Problem to work on: Your task is to repeat all of the material exactly.

Records provided:
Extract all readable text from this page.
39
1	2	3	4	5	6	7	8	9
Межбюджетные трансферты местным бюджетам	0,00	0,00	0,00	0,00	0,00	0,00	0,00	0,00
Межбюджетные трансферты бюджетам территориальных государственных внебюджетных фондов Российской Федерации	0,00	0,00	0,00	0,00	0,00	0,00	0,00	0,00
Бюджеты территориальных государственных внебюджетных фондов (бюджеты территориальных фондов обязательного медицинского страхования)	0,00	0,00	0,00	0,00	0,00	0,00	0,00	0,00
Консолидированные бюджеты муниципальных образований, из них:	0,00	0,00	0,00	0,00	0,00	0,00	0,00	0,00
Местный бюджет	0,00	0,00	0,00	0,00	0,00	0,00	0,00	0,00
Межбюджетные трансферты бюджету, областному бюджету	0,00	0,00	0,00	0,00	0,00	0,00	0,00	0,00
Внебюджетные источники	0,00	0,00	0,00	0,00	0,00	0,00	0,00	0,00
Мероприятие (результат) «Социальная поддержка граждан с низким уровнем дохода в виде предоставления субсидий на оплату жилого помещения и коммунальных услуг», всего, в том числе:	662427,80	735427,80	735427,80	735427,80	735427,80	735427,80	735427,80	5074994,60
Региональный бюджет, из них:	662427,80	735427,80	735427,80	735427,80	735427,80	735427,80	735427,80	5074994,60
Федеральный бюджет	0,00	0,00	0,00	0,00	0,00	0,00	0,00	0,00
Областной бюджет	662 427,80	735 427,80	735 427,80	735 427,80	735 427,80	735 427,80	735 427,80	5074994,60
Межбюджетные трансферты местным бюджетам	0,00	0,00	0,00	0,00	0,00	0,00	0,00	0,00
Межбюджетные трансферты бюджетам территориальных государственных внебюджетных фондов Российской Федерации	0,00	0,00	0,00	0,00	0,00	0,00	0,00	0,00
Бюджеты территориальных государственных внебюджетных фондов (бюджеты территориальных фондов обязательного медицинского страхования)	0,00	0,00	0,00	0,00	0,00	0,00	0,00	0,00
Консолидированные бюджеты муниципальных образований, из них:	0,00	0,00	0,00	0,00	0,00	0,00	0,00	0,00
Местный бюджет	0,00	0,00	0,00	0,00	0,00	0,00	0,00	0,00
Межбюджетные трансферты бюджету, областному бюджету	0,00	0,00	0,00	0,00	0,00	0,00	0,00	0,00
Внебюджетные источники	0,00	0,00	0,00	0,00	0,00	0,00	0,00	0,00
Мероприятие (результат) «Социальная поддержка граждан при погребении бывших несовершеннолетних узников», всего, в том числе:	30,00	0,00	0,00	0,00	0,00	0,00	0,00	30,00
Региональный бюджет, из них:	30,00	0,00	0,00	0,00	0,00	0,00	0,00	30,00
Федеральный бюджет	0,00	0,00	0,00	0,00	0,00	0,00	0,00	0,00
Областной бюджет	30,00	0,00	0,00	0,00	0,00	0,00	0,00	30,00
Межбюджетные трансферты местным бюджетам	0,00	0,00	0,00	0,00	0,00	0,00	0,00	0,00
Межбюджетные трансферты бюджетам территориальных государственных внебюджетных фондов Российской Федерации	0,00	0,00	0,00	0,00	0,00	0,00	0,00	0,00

Output of the exercise:
Extract all readable text from this page.
39
1	2	3	4	5	6	7	8	9
Межбюджетные трансферты местным бюджетам	0,00	0,00	0,00	0,00	0,00	0,00	0,00	0,00
Межбюджетные трансферты бюджетам территориальных государственных внебюджетных фондов Российской Федерации	0,00	0,00	0,00	0,00	0,00	0,00	0,00	0,00
Бюджеты территориальных государственных внебюджетных фондов (бюджеты территориальных фондов обязательного медицинского страхования)	0,00	0,00	0,00	0,00	0,00	0,00	0,00	0,00
Консолидированные бюджеты муниципальных образований, из них:	0,00	0,00	0,00	0,00	0,00	0,00	0,00	0,00
Местный бюджет	0,00	0,00	0,00	0,00	0,00	0,00	0,00	0,00
Межбюджетные трансферты бюджету, областному бюджету	0,00	0,00	0,00	0,00	0,00	0,00	0,00	0,00
Внебюджетные источники	0,00	0,00	0,00	0,00	0,00	0,00	0,00	0,00
Мероприятие (результат) «Социальная поддержка граждан с низким уровнем дохода в виде предоставления субсидий на оплату жилого помещения и коммунальных услуг», всего, в том числе:	662427,80	735427,80	735427,80	735427,80	735427,80	735427,80	735427,80	5074994,60
Региональный бюджет, из них:	662427,80	735427,80	735427,80	735427,80	735427,80	735427,80	735427,80	5074994,60
Федеральный бюджет	0,00	0,00	0,00	0,00	0,00	0,00	0,00	0,00
Областной бюджет	662 427,80	735 427,80	735 427,80	735 427,80	735 427,80	735 427,80	735 427,80	5074994,60
Межбюджетные трансферты местным бюджетам	0,00	0,00	0,00	0,00	0,00	0,00	0,00	0,00
Межбюджетные трансферты бюджетам территориальных государственных внебюджетных фондов Российской Федерации	0,00	0,00	0,00	0,00	0,00	0,00	0,00	0,00
Бюджеты территориальных государственных внебюджетных фондов (бюджеты территориальных фондов обязательного медицинского страхования)	0,00	0,00	0,00	0,00	0,00	0,00	0,00	0,00
Консолидированные бюджеты муниципальных образований, из них:	0,00	0,00	0,00	0,00	0,00	0,00	0,00	0,00
Местный бюджет	0,00	0,00	0,00	0,00	0,00	0,00	0,00	0,00
Межбюджетные трансферты бюджету, областному бюджету	0,00	0,00	0,00	0,00	0,00	0,00	0,00	0,00
Внебюджетные источники	0,00	0,00	0,00	0,00	0,00	0,00	0,00	0,00
Мероприятие (результат) «Социальная поддержка граждан при погребении бывших несовершеннолетних узников», всего, в том числе:	30,00	0,00	0,00	0,00	0,00	0,00	0,00	30,00
Региональный бюджет, из них:	30,00	0,00	0,00	0,00	0,00	0,00	0,00	30,00
Федеральный бюджет	0,00	0,00	0,00	0,00	0,00	0,00	0,00	0,00
Областной бюджет	30,00	0,00	0,00	0,00	0,00	0,00	0,00	30,00
Межбюджетные трансферты местным бюджетам	0,00	0,00	0,00	0,00	0,00	0,00	0,00	0,00
Межбюджетные трансферты бюджетам территориальных государственных внебюджетных фондов Российской Федерации	0,00	0,00	0,00	0,00	0,00	0,00	0,00	0,00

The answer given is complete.